→ **REQUEST**
Find and copy lines holding "content".
-- start of MATERIALS PROVIDED --
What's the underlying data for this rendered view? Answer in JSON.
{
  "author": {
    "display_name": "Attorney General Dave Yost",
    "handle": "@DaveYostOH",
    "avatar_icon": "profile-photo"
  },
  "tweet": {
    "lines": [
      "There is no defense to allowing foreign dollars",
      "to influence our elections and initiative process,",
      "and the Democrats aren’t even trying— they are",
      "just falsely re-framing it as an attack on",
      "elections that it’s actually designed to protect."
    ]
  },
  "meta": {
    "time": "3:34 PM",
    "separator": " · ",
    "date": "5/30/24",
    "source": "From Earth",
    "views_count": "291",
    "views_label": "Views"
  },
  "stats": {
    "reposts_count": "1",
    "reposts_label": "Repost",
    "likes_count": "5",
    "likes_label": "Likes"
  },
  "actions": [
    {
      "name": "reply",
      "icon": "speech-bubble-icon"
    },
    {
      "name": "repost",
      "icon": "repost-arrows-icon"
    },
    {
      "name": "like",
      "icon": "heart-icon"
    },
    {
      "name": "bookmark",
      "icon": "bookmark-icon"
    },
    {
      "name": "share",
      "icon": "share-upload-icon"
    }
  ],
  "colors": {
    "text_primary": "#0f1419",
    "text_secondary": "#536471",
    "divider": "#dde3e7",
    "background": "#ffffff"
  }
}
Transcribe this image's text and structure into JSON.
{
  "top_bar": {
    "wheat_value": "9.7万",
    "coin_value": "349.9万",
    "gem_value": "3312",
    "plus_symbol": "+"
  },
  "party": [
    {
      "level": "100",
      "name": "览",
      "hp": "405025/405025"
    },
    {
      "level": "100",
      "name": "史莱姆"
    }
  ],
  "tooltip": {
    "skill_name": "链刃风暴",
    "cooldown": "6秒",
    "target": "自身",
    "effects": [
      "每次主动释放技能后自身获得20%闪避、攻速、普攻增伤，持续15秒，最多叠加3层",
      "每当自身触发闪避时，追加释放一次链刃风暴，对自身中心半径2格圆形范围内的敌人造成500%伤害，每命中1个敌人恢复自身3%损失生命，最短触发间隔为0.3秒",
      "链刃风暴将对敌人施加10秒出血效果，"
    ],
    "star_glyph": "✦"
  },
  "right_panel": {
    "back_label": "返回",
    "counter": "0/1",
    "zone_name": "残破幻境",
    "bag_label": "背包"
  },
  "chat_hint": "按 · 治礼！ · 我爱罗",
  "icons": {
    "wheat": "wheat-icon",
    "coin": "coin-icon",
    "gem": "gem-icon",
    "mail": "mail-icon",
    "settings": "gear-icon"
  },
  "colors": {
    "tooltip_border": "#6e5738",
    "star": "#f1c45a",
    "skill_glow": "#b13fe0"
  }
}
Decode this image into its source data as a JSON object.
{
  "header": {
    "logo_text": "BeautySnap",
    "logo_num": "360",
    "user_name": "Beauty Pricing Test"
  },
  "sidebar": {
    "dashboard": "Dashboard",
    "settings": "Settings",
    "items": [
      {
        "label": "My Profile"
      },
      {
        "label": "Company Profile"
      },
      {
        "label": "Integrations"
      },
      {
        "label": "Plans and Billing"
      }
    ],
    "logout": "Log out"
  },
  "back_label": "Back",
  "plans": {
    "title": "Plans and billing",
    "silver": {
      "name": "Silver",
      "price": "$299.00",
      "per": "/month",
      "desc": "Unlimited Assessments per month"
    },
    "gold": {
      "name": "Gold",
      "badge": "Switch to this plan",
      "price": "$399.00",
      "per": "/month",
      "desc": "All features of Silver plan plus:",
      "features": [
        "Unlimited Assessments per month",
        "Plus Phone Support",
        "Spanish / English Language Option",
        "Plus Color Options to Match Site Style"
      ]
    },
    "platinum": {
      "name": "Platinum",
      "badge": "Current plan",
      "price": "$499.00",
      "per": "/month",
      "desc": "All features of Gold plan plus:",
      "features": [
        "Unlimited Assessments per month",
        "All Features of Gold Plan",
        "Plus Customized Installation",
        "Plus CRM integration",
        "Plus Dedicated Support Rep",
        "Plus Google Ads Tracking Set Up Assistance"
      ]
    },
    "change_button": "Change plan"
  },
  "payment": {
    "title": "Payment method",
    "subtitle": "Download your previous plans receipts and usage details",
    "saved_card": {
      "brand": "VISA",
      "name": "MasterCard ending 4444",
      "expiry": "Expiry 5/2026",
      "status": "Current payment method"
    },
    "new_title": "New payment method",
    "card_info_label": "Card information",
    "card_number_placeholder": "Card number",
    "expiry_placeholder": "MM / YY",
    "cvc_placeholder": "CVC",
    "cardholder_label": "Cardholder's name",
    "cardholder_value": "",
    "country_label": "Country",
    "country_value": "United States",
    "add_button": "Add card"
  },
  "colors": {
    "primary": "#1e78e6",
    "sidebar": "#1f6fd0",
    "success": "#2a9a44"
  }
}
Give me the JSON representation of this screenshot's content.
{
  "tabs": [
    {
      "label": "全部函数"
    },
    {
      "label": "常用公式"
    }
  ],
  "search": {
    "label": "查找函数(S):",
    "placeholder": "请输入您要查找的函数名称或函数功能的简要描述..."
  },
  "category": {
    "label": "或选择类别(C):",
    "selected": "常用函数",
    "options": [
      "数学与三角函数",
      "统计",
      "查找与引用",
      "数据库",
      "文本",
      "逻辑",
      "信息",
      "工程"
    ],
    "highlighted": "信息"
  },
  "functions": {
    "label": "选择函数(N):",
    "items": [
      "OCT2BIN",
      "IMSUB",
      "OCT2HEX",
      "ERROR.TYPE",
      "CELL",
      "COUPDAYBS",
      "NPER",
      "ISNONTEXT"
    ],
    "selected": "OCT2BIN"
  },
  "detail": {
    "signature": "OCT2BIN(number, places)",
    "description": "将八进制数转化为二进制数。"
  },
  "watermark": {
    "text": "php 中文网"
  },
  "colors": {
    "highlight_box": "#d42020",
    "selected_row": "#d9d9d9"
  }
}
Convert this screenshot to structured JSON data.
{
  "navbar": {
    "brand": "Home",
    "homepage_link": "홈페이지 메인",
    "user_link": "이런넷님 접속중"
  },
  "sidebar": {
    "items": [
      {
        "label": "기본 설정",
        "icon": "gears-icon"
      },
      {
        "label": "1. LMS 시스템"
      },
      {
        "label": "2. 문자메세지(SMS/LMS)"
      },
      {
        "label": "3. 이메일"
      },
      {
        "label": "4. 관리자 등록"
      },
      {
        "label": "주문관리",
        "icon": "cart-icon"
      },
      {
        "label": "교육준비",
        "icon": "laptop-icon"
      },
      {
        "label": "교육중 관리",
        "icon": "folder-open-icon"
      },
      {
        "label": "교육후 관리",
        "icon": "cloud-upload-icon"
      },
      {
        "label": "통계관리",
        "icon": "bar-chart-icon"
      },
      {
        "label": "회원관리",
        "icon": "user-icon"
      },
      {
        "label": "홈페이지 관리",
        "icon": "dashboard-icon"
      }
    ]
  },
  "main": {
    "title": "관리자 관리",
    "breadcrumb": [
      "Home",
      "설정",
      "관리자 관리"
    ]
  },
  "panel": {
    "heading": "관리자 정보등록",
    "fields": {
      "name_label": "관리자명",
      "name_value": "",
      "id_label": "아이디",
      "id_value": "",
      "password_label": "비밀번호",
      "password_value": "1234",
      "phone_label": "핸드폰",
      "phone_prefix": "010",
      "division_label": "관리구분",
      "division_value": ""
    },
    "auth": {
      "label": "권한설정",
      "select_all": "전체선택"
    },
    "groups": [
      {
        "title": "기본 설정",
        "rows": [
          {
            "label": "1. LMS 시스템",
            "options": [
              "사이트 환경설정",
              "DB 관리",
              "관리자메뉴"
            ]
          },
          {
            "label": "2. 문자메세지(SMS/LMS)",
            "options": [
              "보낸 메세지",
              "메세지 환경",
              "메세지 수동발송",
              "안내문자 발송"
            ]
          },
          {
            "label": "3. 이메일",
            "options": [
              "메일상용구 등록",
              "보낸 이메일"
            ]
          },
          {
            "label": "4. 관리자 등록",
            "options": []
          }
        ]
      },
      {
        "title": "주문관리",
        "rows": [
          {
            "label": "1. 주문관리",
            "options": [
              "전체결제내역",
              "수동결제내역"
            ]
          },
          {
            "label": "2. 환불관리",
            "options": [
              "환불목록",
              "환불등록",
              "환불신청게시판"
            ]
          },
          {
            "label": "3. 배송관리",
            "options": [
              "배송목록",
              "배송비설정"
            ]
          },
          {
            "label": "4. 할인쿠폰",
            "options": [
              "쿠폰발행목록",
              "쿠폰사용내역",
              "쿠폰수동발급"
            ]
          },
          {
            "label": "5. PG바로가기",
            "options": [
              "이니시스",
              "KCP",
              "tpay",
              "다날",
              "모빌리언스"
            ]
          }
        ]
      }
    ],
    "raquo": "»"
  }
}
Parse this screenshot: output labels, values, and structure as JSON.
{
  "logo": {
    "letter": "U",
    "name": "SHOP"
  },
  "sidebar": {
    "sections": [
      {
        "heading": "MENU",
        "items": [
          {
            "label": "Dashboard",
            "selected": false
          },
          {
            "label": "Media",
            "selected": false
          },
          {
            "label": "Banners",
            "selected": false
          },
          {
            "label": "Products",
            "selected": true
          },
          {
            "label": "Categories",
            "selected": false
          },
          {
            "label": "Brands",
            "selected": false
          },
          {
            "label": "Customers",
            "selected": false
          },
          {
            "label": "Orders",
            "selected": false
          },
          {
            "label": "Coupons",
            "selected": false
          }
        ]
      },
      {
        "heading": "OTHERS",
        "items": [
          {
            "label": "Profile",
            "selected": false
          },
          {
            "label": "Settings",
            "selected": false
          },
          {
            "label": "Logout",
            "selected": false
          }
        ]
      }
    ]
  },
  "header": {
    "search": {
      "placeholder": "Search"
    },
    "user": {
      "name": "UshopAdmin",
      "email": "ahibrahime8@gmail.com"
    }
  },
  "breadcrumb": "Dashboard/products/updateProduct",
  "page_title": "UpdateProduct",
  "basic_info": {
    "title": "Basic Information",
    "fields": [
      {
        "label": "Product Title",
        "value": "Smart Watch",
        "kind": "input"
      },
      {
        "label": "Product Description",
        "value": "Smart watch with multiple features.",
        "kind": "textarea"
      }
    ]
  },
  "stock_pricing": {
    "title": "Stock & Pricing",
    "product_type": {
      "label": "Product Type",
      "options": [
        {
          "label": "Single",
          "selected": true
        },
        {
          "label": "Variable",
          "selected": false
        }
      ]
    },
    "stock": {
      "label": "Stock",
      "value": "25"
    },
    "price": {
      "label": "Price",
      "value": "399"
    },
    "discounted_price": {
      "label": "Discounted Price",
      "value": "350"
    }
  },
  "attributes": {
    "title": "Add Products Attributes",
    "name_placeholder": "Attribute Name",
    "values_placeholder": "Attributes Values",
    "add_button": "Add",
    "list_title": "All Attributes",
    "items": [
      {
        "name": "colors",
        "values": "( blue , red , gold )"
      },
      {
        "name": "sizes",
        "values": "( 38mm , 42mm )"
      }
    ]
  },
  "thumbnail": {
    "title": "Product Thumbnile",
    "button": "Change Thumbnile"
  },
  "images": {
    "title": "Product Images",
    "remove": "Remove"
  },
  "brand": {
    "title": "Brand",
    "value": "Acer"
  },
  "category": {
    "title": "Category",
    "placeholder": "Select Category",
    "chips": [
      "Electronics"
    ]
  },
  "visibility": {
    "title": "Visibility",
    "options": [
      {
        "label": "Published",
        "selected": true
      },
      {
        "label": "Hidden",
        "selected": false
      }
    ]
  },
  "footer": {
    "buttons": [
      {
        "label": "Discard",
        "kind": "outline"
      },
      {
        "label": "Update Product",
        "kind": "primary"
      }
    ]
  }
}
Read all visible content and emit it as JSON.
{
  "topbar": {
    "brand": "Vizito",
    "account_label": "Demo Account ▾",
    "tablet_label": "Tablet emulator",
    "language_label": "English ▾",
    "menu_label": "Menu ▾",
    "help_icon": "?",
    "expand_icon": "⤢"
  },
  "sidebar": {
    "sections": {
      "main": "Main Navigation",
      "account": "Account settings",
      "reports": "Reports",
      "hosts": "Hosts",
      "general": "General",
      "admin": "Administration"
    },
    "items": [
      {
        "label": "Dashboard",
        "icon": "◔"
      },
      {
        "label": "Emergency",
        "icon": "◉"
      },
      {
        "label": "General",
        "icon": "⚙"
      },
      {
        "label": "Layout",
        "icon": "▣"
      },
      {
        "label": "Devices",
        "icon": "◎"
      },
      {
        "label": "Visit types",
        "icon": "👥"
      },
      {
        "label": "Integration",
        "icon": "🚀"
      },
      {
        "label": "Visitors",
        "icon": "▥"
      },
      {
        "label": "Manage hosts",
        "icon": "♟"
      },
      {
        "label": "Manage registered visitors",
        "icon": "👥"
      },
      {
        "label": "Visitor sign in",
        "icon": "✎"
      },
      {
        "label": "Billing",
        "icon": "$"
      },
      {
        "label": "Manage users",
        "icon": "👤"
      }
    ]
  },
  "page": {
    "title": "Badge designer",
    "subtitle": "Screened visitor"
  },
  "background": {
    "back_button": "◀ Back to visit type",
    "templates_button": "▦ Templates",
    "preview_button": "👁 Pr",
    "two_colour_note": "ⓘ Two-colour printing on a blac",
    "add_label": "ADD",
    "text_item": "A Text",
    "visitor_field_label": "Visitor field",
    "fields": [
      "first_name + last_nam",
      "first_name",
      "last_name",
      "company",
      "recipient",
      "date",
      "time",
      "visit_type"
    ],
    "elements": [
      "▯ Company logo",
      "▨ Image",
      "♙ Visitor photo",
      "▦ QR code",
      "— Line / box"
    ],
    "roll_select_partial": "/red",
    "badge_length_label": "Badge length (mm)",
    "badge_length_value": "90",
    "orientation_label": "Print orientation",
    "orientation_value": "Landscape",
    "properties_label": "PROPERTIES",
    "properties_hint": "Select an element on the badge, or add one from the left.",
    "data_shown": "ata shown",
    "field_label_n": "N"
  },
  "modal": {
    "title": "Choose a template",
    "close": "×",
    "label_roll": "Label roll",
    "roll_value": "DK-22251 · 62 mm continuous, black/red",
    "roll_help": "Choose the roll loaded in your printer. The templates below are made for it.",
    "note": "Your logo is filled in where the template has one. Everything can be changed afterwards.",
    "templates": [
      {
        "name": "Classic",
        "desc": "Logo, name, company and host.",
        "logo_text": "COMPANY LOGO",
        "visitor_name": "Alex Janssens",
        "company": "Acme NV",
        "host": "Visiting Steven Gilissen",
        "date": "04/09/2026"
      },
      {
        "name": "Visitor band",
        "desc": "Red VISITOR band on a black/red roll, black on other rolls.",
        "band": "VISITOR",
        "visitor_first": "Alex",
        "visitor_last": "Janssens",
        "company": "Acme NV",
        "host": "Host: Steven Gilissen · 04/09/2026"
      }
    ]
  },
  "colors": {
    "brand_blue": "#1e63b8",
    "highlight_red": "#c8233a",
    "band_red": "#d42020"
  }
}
-- end of MATERIALS PROVIDED --
→ **SOLUTION TO THIS EXERCISE**
Give me the JSON representation of this screenshot's content.
Read all visible content and emit it as JSON.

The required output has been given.